= TEXTO PARA LEER =
+ + + + +
Y también hablan de un pasado sindicalista, anarquista y comunista que protagonizó grandes revueltas en el siglo XIX, especialmente luchando por los derechos de los trabajadores y contra los avances técnicos que substituían a las personas por máquinas. No en vano, la palabra “sabotaje” proviene de Lyon, derivada de los “sabots” que eran los zuecos de los trabajadores que lanzaban a las tejedoras mecánicas para inutilizarlas. Se trata de unas protestas que se enmarcan en el Ludismo, surgido en la industria textil de Gran Bretaña a principios del siglo XIX.


Otro momento histórico duro pero glorioso que habla de esta ciudad rebelde y luchadora nos traslada a la II Guerra Mundial. Merece la pena visitar el CentroHistórico de la Resistencia y la Deportación situado en el antiguo edificio de la Gestapo. No en vano, Lyon fue conocida como la capital de la resistencia durante la II Guerra Mundial.
+ + + + +
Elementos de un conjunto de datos
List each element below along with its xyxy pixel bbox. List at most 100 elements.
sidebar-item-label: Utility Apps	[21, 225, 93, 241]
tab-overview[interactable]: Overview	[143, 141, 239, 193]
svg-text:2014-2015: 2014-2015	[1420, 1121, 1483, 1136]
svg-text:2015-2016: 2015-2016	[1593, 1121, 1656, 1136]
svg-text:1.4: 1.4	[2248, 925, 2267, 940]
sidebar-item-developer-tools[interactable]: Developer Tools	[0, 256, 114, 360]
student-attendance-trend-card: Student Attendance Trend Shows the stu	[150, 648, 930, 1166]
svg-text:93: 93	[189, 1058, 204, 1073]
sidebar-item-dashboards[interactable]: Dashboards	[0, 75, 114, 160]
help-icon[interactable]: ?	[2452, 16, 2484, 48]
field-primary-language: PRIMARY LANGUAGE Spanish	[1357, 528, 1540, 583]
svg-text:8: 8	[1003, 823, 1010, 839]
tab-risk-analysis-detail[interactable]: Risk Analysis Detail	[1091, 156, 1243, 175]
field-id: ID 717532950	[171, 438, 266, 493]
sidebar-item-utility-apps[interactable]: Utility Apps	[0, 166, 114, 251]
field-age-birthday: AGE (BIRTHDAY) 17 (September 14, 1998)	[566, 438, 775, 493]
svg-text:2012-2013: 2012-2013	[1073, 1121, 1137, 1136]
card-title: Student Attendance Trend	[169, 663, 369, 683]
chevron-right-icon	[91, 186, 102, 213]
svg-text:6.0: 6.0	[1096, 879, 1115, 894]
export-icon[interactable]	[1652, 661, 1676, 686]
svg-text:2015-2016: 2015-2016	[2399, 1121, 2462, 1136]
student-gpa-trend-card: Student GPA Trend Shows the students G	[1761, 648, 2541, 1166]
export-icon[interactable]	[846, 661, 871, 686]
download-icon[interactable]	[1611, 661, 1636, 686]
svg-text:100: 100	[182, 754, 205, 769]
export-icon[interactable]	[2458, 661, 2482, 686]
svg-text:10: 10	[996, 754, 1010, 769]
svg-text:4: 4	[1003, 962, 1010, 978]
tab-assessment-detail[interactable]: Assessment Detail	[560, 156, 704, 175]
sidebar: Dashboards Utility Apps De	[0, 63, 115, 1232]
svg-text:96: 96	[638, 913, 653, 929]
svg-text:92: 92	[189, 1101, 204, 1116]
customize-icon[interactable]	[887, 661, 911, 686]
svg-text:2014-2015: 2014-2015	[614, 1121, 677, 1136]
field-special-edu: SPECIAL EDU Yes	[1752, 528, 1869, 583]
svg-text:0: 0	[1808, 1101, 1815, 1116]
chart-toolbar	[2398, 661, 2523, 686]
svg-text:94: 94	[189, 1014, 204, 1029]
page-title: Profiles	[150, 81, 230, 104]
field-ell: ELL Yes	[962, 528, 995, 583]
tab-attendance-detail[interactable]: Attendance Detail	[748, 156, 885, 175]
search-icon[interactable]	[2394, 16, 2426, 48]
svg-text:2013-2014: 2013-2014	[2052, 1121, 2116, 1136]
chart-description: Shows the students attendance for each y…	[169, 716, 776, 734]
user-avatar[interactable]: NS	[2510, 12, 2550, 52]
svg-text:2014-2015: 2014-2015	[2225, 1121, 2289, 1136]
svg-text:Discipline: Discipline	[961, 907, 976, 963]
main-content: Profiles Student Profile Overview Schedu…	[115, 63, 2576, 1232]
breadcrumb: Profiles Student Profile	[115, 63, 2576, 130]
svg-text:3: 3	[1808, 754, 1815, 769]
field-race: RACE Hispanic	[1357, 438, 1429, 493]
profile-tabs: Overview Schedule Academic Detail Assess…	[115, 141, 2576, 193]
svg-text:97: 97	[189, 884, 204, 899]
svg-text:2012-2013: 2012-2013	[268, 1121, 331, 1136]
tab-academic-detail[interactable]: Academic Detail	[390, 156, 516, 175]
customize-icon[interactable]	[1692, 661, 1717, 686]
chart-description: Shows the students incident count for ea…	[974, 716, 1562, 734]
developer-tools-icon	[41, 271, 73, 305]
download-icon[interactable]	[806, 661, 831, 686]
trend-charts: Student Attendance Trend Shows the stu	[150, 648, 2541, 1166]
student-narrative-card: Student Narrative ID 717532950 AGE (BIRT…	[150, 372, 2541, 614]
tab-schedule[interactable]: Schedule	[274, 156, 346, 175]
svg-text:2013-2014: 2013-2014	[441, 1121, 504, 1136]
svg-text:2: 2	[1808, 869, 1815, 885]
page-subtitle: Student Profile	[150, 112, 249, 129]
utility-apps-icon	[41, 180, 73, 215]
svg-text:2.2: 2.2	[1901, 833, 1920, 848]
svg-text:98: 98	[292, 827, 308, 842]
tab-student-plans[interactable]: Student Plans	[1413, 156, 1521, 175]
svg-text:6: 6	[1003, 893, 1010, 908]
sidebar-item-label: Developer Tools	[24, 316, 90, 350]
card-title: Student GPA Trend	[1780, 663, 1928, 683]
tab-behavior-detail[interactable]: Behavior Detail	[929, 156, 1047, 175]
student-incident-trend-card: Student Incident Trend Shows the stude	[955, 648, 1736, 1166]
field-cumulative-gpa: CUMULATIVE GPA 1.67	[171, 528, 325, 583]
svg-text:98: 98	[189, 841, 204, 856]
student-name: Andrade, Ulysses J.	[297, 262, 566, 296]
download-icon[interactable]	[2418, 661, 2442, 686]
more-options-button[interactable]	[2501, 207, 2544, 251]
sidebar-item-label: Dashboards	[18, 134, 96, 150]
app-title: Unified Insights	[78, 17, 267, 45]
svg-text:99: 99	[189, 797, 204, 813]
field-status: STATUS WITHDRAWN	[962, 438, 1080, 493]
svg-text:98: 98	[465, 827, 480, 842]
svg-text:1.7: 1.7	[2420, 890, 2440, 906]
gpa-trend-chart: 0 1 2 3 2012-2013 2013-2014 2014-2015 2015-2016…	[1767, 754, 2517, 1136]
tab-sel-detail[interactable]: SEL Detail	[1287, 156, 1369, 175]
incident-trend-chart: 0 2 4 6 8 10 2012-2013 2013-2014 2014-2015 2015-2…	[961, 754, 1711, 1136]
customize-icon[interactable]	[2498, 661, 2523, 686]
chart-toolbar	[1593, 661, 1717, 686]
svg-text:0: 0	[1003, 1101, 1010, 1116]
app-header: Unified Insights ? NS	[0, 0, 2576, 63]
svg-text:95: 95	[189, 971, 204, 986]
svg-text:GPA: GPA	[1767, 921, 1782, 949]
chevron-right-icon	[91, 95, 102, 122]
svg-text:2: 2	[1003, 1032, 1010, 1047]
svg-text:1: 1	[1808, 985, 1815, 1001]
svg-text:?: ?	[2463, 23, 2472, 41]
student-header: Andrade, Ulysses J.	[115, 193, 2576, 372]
+ + + + +
= TAREAS DEL EJERCICIO =
**a.** Enumera todos los adjetivos con los que el texto sobre Lyon califica el pasado de la ciudad.
**b.** Reproduce el fragmento del texto sobre Lyon que va entre "Y también hablan" y "del siglo XIX.", ambos incluidos.
**c.** Prosigue el texto sobre Lyon a partir de su última oración.
El material es independiente del texto sobre Lyon.

= RESPUESTAS POR TAREA =
**a.** sindicalista, anarquista, comunista

**b.**
Y también hablan de un pasado sindicalista, anarquista y comunista que protagonizó grandes revueltas en el siglo XIX, especialmente luchando por los derechos de los trabajadores y contra los avances técnicos que substituían a las personas por máquinas. No en vano, la palabra “sabotaje” proviene de Lyon, derivada de los “sabots” que eran los zuecos de los trabajadores que lanzaban a las tejedoras mecánicas para inutilizarlas. Se trata de unas protestas que se enmarcan en el Ludismo, surgido en la industria textil de Gran Bretaña a principios del siglo XIX.

**c.**
Otras joyas de Lyon

En Lyon nació el cine y el guiñol, que tienen sus respectivos museos. El lugar que vio nacer a los hermanos Lumière fue también donde se gravó la primera película de la historia “La salida de los obreros de la fábrica”. Y es también la ciudad natal de Antoine de Saint-Exupéry, aunque su presencia mínima. Sólo una estatua en la plaza Bellecourt que no supimos encontrar.

Otra visita para relajarse después de tanto recorrido histórico es acercarse al Parc de la Tête d’Or que acoge un zoo y un jardín botánico, completamente gratis. Allí está situado el lema “Only Lyon” que con acierto se ha inventado la Oficina de Turismo jugando con las letras de la ciudad.  En el parque pueden hacerse fotos con las letras, al estilo del mismo juego que existe en Amsterdam.

Las compras pueden ser otra razón para visitar la ciudad. Evidentemente, Lyon también tiene una cara comercial situada sobre todo en los alrededores de la plaza Bellecourt y de la plaza del Ayuntamiento.

Y para los amantes de la fotografía Lyon también les tiene reservado una cita. Al atardecer el sol se pone por encima de la catedral que se perfila afilada y oscura sobre un cielo encarnado que parece anunciar el fin del mundo. El Ródano a sus pies refleja todos los colores que nos regala el ocaso. Es un espectáculo que dura unos diez minutos, y donde uno puede volverse loco haciendo fotos porque cada instantánea es diferente a la anterior, cada segundo el color de la tarde es diferente.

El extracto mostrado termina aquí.